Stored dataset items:
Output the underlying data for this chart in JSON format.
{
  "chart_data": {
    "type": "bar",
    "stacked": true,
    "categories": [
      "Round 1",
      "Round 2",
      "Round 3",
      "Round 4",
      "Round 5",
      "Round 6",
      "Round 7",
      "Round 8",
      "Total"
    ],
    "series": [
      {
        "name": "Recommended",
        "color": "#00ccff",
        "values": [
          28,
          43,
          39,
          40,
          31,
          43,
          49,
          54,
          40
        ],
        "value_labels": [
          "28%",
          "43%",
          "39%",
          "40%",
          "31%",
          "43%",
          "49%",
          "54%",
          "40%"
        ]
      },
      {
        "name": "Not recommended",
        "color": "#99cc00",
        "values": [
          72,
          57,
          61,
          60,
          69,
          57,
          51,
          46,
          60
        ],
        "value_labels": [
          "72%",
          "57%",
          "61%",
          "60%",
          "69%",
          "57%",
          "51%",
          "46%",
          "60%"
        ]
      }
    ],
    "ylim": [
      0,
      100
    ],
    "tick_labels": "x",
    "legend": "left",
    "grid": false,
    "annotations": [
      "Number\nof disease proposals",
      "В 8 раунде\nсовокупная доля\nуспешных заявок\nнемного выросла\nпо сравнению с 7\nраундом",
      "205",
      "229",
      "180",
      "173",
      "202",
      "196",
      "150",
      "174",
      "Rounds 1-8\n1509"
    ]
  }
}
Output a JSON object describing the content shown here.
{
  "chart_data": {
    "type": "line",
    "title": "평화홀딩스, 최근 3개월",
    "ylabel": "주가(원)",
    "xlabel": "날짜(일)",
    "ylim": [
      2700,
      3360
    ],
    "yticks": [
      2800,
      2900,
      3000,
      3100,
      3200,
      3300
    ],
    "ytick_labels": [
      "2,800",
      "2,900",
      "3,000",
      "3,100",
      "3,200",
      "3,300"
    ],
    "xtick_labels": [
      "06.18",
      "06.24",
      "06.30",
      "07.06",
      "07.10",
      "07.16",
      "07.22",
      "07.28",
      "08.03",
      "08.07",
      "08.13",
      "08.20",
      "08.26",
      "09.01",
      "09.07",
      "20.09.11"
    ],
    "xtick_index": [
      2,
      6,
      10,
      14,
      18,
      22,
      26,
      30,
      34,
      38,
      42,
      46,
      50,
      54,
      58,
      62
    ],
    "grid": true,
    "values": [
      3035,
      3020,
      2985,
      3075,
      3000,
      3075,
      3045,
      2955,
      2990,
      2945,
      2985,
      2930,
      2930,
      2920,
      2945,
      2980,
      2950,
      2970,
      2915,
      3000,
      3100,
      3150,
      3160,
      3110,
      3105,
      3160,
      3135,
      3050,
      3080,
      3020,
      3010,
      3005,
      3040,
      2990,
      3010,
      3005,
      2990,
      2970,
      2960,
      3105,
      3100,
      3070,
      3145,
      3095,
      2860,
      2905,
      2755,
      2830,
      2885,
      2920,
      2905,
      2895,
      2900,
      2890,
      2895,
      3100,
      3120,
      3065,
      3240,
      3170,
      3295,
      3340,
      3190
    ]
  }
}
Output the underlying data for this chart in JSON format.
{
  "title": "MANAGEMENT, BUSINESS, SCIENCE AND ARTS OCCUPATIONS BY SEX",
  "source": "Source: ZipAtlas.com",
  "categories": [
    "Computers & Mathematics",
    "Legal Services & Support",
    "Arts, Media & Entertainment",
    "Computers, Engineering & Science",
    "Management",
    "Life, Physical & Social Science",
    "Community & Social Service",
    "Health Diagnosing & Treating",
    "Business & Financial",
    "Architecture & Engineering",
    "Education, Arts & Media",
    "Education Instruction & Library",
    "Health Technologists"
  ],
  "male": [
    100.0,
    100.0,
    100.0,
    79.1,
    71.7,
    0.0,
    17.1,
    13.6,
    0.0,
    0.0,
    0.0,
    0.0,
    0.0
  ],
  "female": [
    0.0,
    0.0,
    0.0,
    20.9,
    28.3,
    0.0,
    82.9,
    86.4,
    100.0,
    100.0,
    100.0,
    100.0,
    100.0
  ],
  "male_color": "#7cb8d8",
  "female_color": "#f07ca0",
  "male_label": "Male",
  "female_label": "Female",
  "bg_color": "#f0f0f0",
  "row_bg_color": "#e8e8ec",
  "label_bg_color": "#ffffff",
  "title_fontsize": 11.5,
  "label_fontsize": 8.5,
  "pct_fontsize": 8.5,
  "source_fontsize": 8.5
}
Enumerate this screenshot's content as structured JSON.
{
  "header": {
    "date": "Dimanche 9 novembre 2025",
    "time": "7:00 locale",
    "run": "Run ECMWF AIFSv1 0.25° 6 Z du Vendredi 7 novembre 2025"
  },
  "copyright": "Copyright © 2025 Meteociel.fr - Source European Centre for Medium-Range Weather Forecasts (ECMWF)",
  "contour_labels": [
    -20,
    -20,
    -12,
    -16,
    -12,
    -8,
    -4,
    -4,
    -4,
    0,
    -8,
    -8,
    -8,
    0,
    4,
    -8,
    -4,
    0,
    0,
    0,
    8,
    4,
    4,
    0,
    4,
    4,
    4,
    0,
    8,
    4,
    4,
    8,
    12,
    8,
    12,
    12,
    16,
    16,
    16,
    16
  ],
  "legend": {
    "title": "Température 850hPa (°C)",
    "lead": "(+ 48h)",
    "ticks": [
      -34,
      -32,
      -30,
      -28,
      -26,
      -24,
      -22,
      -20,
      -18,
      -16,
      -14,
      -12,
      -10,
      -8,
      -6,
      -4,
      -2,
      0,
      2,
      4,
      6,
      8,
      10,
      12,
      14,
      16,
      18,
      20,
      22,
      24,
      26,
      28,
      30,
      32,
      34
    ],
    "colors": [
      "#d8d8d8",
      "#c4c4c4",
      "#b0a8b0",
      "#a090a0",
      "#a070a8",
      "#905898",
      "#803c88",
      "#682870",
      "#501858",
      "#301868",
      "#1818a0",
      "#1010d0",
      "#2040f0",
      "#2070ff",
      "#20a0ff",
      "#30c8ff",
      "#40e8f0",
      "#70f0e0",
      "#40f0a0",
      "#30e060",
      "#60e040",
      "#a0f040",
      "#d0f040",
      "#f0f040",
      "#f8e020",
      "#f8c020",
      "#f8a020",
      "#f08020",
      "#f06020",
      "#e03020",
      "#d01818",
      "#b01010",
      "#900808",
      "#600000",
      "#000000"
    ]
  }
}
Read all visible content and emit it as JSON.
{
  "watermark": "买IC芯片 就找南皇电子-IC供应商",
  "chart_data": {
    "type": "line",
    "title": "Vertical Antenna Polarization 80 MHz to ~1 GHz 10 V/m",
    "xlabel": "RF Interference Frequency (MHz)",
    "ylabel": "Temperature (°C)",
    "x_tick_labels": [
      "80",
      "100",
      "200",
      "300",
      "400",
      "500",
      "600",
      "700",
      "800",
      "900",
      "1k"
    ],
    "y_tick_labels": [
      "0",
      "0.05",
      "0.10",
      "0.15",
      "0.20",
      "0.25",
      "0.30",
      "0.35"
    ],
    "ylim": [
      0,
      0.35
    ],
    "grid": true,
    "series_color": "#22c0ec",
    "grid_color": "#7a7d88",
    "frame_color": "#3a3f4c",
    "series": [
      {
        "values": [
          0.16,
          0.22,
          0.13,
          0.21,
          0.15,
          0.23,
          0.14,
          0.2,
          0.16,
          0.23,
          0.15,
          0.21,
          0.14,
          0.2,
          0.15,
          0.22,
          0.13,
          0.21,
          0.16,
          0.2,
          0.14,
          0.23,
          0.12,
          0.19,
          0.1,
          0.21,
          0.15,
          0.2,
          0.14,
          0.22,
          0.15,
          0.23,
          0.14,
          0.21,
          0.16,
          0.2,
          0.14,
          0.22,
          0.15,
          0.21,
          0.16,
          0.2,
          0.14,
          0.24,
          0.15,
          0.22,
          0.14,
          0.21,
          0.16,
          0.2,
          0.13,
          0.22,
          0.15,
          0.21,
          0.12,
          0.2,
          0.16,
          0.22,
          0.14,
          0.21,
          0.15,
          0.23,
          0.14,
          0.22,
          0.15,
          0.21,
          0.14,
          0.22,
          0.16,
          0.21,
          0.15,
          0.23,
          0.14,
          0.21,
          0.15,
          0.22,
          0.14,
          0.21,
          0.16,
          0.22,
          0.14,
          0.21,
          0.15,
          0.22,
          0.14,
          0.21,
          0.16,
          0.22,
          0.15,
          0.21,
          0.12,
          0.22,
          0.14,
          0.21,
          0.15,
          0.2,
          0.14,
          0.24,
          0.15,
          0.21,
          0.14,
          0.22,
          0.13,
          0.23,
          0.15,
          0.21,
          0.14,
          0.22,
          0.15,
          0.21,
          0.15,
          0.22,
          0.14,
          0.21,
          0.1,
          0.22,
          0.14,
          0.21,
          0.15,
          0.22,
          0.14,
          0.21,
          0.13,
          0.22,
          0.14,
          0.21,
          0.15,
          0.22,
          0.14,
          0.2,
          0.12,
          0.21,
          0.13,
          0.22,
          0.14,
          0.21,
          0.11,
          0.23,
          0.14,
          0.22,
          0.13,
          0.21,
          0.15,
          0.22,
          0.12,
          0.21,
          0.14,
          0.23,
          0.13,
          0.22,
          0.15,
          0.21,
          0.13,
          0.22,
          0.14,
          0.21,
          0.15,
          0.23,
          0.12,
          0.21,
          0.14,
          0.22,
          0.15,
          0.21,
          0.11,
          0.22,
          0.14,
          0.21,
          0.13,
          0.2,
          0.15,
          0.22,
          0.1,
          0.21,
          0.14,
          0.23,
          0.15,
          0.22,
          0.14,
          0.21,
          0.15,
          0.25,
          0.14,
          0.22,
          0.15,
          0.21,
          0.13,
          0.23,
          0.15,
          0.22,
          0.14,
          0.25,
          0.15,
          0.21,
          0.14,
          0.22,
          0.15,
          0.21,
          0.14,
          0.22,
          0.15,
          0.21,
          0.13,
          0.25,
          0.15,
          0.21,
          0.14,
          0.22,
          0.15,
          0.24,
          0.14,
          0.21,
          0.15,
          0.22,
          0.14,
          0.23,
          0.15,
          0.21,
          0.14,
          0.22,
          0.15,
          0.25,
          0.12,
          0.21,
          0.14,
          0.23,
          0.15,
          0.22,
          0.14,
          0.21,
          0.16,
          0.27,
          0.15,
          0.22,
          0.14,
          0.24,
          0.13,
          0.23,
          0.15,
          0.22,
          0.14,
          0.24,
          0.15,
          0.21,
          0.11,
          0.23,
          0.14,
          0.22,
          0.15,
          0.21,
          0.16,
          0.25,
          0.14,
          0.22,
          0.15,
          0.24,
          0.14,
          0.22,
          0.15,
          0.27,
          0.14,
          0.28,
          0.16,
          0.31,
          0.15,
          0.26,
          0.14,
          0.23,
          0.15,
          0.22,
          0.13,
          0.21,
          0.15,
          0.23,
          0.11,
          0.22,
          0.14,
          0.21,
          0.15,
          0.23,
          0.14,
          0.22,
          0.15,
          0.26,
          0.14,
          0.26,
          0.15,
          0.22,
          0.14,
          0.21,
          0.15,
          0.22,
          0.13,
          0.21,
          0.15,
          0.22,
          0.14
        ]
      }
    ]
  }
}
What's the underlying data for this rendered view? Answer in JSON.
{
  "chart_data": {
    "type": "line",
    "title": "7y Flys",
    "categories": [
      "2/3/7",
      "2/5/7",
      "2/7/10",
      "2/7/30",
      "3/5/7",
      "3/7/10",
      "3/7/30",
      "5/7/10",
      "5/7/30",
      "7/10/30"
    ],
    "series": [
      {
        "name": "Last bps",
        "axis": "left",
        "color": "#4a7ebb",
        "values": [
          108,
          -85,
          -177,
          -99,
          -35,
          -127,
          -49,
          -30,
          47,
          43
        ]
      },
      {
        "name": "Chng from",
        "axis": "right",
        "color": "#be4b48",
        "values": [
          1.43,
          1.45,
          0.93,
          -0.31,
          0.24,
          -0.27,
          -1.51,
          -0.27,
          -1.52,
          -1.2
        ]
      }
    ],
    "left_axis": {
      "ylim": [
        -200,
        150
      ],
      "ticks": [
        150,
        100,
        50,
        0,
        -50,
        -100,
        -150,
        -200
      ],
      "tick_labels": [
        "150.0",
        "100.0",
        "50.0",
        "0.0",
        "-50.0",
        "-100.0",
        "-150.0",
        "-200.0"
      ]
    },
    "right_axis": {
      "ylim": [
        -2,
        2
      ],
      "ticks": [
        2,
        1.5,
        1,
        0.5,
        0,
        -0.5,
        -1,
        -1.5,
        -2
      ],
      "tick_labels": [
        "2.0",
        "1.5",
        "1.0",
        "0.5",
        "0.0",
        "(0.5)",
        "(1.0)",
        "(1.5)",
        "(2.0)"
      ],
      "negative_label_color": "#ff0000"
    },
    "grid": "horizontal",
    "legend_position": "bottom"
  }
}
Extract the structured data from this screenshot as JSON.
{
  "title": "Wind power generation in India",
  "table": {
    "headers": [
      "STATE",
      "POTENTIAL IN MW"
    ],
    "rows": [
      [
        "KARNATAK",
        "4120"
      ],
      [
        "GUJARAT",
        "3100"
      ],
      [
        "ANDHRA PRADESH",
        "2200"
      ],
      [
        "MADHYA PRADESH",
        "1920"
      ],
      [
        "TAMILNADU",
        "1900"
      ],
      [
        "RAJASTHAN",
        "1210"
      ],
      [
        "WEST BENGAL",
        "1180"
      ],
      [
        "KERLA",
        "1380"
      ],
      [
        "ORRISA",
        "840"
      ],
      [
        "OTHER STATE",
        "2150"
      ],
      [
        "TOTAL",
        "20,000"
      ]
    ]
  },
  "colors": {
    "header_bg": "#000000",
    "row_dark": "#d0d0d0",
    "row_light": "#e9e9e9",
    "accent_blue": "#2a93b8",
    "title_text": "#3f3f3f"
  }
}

• GIVEN TASK:
Report only the number of lines that hold the word "Health".

• OUTPUT:
2